» What is required
Print every line of the listing exactly, please.

» Data supplied
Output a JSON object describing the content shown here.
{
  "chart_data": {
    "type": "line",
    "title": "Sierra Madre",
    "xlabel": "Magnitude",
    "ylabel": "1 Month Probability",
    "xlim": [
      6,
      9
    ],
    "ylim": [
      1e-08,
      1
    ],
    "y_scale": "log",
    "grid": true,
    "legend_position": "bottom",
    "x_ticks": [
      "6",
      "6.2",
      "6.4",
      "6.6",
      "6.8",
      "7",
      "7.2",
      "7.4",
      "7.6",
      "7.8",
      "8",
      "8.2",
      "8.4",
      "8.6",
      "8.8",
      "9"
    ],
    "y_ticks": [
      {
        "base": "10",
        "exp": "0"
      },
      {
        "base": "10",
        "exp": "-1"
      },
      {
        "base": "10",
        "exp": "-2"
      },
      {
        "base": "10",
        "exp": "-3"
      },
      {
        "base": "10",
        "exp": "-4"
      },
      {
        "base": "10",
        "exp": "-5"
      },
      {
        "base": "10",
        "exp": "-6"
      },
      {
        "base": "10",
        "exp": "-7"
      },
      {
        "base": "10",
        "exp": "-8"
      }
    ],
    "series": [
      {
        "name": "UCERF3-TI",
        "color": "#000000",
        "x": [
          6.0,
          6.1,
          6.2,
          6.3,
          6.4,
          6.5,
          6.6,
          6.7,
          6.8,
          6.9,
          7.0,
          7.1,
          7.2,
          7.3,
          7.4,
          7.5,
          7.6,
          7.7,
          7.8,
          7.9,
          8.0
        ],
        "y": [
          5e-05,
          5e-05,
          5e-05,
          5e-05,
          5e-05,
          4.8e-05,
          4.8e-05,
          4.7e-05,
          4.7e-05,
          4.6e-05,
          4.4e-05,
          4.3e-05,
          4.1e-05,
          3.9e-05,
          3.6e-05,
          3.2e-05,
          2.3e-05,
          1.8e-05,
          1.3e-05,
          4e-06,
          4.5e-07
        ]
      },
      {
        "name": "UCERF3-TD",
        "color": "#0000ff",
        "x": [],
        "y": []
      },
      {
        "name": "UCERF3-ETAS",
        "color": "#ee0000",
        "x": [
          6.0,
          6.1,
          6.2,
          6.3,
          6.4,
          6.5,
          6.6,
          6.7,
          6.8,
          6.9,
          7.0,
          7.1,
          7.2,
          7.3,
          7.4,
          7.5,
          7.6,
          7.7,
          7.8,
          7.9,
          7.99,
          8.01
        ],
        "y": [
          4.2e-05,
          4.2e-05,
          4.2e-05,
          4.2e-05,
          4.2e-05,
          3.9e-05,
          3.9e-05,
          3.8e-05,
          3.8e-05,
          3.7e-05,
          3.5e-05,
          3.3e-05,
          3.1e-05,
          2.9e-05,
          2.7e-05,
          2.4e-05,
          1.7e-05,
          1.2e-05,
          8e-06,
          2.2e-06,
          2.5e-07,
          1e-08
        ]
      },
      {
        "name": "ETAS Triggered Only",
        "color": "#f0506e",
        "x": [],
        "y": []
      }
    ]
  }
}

» Completed task
Output a JSON object describing the content shown here.
{
  "chart_data": {
    "type": "line",
    "title": "Sierra Madre",
    "xlabel": "Magnitude",
    "ylabel": "1 Month Probability",
    "xlim": [
      6,
      9
    ],
    "ylim": [
      1e-08,
      1
    ],
    "y_scale": "log",
    "grid": true,
    "legend_position": "bottom",
    "x_ticks": [
      "6",
      "6.2",
      "6.4",
      "6.6",
      "6.8",
      "7",
      "7.2",
      "7.4",
      "7.6",
      "7.8",
      "8",
      "8.2",
      "8.4",
      "8.6",
      "8.8",
      "9"
    ],
    "y_ticks": [
      {
        "base": "10",
        "exp": "0"
      },
      {
        "base": "10",
        "exp": "-1"
      },
      {
        "base": "10",
        "exp": "-2"
      },
      {
        "base": "10",
        "exp": "-3"
      },
      {
        "base": "10",
        "exp": "-4"
      },
      {
        "base": "10",
        "exp": "-5"
      },
      {
        "base": "10",
        "exp": "-6"
      },
      {
        "base": "10",
        "exp": "-7"
      },
      {
        "base": "10",
        "exp": "-8"
      }
    ],
    "series": [
      {
        "name": "UCERF3-TI",
        "color": "#000000",
        "x": [
          6.0,
          6.1,
          6.2,
          6.3,
          6.4,
          6.5,
          6.6,
          6.7,
          6.8,
          6.9,
          7.0,
          7.1,
          7.2,
          7.3,
          7.4,
          7.5,
          7.6,
          7.7,
          7.8,
          7.9,
          8.0
        ],
        "y": [
          5e-05,
          5e-05,
          5e-05,
          5e-05,
          5e-05,
          4.8e-05,
          4.8e-05,
          4.7e-05,
          4.7e-05,
          4.6e-05,
          4.4e-05,
          4.3e-05,
          4.1e-05,
          3.9e-05,
          3.6e-05,
          3.2e-05,
          2.3e-05,
          1.8e-05,
          1.3e-05,
          4e-06,
          4.5e-07
        ]
      },
      {
        "name": "UCERF3-TD",
        "color": "#0000ff",
        "x": [],
        "y": []
      },
      {
        "name": "UCERF3-ETAS",
        "color": "#ee0000",
        "x": [
          6.0,
          6.1,
          6.2,
          6.3,
          6.4,
          6.5,
          6.6,
          6.7,
          6.8,
          6.9,
          7.0,
          7.1,
          7.2,
          7.3,
          7.4,
          7.5,
          7.6,
          7.7,
          7.8,
          7.9,
          7.99,
          8.01
        ],
        "y": [
          4.2e-05,
          4.2e-05,
          4.2e-05,
          4.2e-05,
          4.2e-05,
          3.9e-05,
          3.9e-05,
          3.8e-05,
          3.8e-05,
          3.7e-05,
          3.5e-05,
          3.3e-05,
          3.1e-05,
          2.9e-05,
          2.7e-05,
          2.4e-05,
          1.7e-05,
          1.2e-05,
          8e-06,
          2.2e-06,
          2.5e-07,
          1e-08
        ]
      },
      {
        "name": "ETAS Triggered Only",
        "color": "#f0506e",
        "x": [],
        "y": []
      }
    ]
  }
}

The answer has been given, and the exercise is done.